> [REQUEST]:
Word for word, retype every entry in the listing.

> [RECORDS PROVIDED]:

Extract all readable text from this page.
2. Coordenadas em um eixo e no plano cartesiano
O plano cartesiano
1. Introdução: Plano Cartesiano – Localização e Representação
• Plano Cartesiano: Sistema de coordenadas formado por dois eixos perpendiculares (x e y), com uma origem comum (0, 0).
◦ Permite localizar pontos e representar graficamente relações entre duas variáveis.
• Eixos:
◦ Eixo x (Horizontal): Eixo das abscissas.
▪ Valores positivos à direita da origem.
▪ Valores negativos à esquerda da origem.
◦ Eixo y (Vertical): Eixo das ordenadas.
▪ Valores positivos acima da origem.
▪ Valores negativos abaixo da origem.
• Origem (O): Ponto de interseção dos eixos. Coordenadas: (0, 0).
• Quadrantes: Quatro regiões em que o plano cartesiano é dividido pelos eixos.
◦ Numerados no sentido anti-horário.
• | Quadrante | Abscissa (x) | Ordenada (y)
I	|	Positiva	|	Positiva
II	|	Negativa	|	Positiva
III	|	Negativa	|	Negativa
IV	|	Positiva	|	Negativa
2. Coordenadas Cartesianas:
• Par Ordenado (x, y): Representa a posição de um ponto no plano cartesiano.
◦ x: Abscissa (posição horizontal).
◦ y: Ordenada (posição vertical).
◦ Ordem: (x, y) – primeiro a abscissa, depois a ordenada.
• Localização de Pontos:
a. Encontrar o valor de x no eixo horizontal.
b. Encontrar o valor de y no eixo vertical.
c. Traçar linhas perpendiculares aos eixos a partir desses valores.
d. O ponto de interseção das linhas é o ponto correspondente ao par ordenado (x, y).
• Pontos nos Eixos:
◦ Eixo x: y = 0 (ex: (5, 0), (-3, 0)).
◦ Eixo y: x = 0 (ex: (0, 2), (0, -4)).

> [THE ANSWER]:
Extract all readable text from this page.
2. Coordenadas em um eixo e no plano cartesiano
O plano cartesiano
1. Introdução: Plano Cartesiano – Localização e Representação
• Plano Cartesiano: Sistema de coordenadas formado por dois eixos perpendiculares (x e y), com uma origem comum (0, 0).
◦ Permite localizar pontos e representar graficamente relações entre duas variáveis.
• Eixos:
◦ Eixo x (Horizontal): Eixo das abscissas.
▪ Valores positivos à direita da origem.
▪ Valores negativos à esquerda da origem.
◦ Eixo y (Vertical): Eixo das ordenadas.
▪ Valores positivos acima da origem.
▪ Valores negativos abaixo da origem.
• Origem (O): Ponto de interseção dos eixos. Coordenadas: (0, 0).
• Quadrantes: Quatro regiões em que o plano cartesiano é dividido pelos eixos.
◦ Numerados no sentido anti-horário.
• | Quadrante | Abscissa (x) | Ordenada (y)
I	|	Positiva	|	Positiva
II	|	Negativa	|	Positiva
III	|	Negativa	|	Negativa
IV	|	Positiva	|	Negativa
2. Coordenadas Cartesianas:
• Par Ordenado (x, y): Representa a posição de um ponto no plano cartesiano.
◦ x: Abscissa (posição horizontal).
◦ y: Ordenada (posição vertical).
◦ Ordem: (x, y) – primeiro a abscissa, depois a ordenada.
• Localização de Pontos:
a. Encontrar o valor de x no eixo horizontal.
b. Encontrar o valor de y no eixo vertical.
c. Traçar linhas perpendiculares aos eixos a partir desses valores.
d. O ponto de interseção das linhas é o ponto correspondente ao par ordenado (x, y).
• Pontos nos Eixos:
◦ Eixo x: y = 0 (ex: (5, 0), (-3, 0)).
◦ Eixo y: x = 0 (ex: (0, 2), (0, -4)).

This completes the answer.